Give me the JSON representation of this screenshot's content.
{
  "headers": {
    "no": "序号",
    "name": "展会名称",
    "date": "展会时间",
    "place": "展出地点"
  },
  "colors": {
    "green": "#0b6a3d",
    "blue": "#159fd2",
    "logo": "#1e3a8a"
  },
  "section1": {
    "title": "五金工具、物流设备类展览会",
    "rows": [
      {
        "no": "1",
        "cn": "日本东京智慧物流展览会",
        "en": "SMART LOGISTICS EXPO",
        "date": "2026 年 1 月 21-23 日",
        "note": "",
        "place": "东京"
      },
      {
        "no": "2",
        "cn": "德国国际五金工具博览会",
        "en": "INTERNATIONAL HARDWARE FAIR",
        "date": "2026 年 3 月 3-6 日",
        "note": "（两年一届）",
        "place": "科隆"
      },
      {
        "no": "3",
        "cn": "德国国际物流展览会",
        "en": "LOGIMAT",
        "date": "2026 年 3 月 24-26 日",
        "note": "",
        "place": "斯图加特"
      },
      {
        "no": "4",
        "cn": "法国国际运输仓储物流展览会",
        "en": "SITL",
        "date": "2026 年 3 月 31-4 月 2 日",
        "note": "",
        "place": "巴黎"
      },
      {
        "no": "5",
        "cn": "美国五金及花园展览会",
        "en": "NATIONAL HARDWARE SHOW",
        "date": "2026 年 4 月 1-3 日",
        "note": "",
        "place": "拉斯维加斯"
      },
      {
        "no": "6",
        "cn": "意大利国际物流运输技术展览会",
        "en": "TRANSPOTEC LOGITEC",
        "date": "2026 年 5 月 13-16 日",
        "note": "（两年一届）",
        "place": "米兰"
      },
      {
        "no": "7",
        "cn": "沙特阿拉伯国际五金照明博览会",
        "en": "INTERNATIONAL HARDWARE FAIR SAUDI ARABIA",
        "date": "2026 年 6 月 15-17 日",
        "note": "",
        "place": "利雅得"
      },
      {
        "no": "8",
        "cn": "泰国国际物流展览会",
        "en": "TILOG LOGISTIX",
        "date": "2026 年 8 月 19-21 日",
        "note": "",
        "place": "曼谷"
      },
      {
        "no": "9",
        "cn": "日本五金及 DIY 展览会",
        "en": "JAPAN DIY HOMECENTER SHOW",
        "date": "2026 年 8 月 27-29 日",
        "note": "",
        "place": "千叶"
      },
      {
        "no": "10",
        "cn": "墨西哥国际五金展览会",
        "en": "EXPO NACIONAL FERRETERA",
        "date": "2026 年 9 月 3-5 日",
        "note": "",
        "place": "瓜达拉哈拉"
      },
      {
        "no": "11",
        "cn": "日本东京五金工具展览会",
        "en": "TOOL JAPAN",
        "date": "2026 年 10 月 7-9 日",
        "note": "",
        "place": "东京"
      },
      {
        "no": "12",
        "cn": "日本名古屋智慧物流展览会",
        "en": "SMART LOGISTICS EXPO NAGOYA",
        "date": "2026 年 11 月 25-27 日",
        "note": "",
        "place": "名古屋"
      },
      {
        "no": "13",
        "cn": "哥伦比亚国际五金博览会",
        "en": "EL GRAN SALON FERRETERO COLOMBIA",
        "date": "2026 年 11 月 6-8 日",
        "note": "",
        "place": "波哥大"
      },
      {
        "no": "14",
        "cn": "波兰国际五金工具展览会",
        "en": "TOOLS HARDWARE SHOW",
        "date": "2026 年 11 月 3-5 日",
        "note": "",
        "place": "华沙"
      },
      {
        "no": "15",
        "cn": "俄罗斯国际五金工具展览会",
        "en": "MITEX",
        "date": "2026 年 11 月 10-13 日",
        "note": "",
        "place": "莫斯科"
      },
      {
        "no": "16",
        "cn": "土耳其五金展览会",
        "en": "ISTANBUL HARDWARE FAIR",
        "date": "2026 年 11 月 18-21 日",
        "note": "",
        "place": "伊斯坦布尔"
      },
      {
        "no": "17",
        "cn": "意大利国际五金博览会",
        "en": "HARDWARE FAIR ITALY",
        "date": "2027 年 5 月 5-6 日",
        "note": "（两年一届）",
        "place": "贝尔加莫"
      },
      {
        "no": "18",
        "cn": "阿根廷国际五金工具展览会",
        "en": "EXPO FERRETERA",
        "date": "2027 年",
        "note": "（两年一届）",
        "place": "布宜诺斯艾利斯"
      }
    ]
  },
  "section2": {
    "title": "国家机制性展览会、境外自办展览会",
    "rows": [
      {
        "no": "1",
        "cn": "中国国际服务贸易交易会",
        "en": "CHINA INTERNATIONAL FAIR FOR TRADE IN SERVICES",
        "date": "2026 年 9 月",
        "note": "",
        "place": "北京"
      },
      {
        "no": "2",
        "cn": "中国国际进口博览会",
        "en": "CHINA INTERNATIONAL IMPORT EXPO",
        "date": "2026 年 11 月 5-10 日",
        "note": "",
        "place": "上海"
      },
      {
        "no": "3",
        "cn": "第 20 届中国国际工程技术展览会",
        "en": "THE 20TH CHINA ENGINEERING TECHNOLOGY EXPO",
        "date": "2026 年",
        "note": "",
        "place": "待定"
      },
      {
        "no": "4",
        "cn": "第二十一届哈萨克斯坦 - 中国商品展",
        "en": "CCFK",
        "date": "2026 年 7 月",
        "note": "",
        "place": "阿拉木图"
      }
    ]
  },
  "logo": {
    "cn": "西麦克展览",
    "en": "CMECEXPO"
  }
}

══════════════════════════════

**Instructions to follow**. Filter the listing for the word "JAPAN" and copy every line that holds it.

**Reply**.
        "en": "JAPAN DIY HOMECENTER SHOW",
        "en": "TOOL JAPAN",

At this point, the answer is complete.